- [Record set]

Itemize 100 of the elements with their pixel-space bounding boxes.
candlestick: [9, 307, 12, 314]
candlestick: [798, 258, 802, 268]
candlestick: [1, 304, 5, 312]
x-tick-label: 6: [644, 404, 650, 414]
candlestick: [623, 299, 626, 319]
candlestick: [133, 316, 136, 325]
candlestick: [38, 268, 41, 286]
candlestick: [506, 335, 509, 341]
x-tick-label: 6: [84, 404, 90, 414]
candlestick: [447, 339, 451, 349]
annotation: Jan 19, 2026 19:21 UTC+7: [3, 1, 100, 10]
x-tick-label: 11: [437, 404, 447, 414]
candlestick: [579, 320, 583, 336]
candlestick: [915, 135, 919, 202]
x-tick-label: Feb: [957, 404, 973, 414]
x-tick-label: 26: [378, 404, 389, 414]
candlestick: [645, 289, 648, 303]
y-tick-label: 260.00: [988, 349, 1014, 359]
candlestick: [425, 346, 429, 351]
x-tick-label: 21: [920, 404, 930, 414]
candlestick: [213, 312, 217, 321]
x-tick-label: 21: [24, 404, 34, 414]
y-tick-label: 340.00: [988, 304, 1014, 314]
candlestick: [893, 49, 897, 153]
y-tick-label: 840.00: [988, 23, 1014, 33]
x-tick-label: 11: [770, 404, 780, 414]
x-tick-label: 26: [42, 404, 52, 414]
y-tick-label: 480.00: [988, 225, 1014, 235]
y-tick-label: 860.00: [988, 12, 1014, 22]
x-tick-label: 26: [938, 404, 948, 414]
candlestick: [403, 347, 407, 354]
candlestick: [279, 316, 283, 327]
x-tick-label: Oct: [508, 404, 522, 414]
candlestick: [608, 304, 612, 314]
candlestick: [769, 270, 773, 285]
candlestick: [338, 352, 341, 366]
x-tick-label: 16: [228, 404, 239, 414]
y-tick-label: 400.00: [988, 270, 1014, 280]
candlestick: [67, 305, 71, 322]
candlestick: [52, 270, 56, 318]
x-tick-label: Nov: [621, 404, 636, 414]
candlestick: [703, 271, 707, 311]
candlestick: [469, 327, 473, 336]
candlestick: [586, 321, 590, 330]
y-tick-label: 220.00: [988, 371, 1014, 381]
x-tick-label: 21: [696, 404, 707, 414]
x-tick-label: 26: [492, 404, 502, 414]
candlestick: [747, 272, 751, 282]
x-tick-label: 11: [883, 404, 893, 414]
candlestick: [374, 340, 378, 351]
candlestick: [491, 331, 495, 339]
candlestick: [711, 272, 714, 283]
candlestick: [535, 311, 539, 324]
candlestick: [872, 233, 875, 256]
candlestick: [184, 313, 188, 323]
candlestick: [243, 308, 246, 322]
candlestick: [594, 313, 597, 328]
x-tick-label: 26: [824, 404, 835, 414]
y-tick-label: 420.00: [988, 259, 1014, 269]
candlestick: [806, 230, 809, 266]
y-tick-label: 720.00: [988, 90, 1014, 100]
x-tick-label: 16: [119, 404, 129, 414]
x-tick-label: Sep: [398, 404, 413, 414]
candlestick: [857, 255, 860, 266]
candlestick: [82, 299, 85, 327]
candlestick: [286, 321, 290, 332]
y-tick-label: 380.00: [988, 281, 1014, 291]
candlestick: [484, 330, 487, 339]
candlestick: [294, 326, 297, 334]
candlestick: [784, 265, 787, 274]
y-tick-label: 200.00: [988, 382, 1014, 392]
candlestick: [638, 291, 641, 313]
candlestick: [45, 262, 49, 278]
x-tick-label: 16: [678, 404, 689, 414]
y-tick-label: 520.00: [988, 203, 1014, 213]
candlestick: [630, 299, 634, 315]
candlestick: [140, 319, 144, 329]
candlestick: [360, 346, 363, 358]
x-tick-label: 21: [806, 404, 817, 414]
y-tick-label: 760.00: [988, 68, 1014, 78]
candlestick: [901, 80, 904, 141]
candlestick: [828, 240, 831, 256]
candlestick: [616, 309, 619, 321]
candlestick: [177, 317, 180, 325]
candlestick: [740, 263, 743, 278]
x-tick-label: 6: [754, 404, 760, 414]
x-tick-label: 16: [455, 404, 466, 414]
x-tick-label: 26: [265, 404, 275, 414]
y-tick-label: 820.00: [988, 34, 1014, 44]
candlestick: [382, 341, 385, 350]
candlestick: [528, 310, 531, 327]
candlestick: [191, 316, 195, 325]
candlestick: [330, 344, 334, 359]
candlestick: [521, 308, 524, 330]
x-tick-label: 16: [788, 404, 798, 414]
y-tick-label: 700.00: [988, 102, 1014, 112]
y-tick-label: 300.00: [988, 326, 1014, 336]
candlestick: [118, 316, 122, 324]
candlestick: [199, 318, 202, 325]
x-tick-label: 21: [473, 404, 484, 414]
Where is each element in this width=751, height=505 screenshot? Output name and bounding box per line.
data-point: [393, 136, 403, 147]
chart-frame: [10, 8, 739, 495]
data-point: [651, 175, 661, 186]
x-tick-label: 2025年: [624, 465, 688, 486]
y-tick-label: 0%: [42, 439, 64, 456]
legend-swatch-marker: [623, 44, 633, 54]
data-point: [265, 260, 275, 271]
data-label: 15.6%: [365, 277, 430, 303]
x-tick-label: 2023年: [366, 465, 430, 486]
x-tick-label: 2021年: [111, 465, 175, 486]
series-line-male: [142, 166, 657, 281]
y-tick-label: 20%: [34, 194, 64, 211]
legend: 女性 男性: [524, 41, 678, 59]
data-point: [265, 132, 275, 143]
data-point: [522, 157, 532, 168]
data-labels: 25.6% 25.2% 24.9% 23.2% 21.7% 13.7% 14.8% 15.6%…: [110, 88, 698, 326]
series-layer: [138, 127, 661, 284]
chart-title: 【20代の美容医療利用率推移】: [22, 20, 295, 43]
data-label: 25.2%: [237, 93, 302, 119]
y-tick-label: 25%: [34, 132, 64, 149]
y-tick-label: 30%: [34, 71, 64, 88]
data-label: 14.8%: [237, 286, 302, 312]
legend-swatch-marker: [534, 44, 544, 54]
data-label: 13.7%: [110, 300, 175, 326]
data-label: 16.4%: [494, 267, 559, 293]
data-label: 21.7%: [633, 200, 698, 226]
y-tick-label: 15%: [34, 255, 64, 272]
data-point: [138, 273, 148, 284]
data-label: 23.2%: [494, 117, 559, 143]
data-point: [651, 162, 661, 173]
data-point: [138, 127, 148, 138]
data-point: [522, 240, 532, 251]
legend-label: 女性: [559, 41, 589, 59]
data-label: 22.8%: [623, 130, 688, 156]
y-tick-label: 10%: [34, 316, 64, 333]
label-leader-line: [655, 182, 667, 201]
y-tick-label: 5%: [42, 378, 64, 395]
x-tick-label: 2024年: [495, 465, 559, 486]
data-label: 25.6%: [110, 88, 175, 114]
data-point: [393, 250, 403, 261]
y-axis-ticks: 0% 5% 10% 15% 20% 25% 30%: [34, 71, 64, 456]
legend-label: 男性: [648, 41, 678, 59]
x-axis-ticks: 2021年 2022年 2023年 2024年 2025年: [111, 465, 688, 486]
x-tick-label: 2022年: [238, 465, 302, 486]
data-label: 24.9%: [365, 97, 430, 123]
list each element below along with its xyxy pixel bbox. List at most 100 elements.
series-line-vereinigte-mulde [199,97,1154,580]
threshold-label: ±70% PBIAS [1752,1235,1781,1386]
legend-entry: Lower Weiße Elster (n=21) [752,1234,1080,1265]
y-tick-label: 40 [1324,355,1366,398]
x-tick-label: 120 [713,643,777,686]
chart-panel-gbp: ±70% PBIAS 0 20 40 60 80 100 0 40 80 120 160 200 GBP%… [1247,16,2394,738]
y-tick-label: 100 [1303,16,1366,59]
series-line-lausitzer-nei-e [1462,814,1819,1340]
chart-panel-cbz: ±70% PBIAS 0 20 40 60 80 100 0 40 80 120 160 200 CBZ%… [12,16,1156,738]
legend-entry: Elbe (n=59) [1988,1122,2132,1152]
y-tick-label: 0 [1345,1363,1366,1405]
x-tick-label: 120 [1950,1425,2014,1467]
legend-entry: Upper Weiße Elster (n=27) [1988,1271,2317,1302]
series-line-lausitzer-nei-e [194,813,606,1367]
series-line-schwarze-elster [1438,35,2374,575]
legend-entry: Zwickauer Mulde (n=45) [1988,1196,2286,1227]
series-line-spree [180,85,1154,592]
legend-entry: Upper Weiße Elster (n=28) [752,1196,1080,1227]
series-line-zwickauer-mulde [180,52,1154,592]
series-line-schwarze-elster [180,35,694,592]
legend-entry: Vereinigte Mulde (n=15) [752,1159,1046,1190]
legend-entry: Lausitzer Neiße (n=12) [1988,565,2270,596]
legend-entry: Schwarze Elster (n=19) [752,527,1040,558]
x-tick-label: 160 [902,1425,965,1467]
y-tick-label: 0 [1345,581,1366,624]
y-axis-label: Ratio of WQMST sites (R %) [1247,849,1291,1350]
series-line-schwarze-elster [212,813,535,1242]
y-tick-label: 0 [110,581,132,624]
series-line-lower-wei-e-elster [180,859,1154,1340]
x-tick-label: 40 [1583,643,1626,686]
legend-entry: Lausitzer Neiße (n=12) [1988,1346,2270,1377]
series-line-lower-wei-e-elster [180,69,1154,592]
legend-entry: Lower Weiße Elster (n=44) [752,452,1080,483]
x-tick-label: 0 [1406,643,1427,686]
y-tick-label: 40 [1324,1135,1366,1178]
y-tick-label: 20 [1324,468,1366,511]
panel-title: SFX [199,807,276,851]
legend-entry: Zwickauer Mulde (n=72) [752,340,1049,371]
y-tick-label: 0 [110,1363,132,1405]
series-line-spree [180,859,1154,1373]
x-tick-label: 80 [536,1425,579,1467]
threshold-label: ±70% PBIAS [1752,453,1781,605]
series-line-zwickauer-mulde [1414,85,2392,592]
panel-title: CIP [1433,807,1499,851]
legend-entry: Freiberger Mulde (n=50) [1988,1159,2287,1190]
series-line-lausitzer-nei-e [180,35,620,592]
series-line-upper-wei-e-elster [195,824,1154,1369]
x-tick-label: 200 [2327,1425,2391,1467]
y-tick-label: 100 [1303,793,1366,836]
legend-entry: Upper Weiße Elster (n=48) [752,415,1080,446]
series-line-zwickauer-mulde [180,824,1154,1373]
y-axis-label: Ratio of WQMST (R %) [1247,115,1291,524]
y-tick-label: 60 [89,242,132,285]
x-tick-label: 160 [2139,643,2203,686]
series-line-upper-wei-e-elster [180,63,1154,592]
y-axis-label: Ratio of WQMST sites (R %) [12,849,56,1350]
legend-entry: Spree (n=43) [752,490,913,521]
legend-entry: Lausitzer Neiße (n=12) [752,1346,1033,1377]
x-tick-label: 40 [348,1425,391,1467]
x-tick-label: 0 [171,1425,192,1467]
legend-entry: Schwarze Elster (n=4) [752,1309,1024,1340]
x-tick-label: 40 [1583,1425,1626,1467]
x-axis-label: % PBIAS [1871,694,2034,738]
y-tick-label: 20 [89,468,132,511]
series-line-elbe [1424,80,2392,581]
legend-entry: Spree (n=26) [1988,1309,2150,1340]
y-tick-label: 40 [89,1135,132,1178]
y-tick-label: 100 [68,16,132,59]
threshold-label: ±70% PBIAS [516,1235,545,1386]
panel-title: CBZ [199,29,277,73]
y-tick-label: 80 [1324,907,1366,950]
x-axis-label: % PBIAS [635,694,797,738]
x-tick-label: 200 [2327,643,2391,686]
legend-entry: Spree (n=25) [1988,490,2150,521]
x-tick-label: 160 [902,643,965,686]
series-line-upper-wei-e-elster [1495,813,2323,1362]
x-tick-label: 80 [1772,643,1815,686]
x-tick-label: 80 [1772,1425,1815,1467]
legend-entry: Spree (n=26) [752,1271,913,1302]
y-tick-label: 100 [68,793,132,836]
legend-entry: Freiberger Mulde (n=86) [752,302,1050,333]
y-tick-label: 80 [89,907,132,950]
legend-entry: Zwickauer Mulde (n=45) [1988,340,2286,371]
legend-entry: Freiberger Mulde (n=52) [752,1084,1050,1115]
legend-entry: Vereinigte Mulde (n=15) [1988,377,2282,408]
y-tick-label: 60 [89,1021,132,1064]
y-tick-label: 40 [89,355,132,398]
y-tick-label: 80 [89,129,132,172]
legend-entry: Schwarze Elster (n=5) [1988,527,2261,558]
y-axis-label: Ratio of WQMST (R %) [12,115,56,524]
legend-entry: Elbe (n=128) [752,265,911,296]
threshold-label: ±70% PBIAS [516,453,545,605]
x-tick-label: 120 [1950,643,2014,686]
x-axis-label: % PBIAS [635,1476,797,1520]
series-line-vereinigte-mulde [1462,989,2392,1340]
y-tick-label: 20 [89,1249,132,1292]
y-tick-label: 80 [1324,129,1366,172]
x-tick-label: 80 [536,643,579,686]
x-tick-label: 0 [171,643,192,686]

- [Task requirements] Starting at the first line of the data and ending at the line that contains "candlestick: [915, 135, 919, 202]", copy out every line without changes, including both of those lines.

- [Answer to this task]
Itemize 100 of the elements with their pixel-space bounding boxes.
candlestick: [9, 307, 12, 314]
candlestick: [798, 258, 802, 268]
candlestick: [1, 304, 5, 312]
x-tick-label: 6: [644, 404, 650, 414]
candlestick: [623, 299, 626, 319]
candlestick: [133, 316, 136, 325]
candlestick: [38, 268, 41, 286]
candlestick: [506, 335, 509, 341]
x-tick-label: 6: [84, 404, 90, 414]
candlestick: [447, 339, 451, 349]
annotation: Jan 19, 2026 19:21 UTC+7: [3, 1, 100, 10]
x-tick-label: 11: [437, 404, 447, 414]
candlestick: [579, 320, 583, 336]
candlestick: [915, 135, 919, 202]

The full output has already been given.